— START OF Provided records —
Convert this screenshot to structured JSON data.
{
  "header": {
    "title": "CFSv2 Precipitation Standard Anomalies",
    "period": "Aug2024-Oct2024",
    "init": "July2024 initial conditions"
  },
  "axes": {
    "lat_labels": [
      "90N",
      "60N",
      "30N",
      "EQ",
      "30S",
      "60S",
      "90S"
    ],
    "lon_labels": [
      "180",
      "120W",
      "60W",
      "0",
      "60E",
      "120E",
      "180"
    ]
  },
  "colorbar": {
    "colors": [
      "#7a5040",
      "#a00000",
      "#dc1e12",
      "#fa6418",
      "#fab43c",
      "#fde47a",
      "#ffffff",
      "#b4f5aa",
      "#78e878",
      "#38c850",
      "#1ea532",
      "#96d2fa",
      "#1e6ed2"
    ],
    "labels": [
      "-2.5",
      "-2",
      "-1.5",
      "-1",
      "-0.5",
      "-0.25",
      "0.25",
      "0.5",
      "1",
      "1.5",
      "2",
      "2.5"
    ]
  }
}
— END OF Provided records —
§ **What you need to do**
Extract each line of the material exactly as it stands.

§ **Task result**
Convert this screenshot to structured JSON data.
{
  "header": {
    "title": "CFSv2 Precipitation Standard Anomalies",
    "period": "Aug2024-Oct2024",
    "init": "July2024 initial conditions"
  },
  "axes": {
    "lat_labels": [
      "90N",
      "60N",
      "30N",
      "EQ",
      "30S",
      "60S",
      "90S"
    ],
    "lon_labels": [
      "180",
      "120W",
      "60W",
      "0",
      "60E",
      "120E",
      "180"
    ]
  },
  "colorbar": {
    "colors": [
      "#7a5040",
      "#a00000",
      "#dc1e12",
      "#fa6418",
      "#fab43c",
      "#fde47a",
      "#ffffff",
      "#b4f5aa",
      "#78e878",
      "#38c850",
      "#1ea532",
      "#96d2fa",
      "#1e6ed2"
    ],
    "labels": [
      "-2.5",
      "-2",
      "-1.5",
      "-1",
      "-0.5",
      "-0.25",
      "0.25",
      "0.5",
      "1",
      "1.5",
      "2",
      "2.5"
    ]
  }
}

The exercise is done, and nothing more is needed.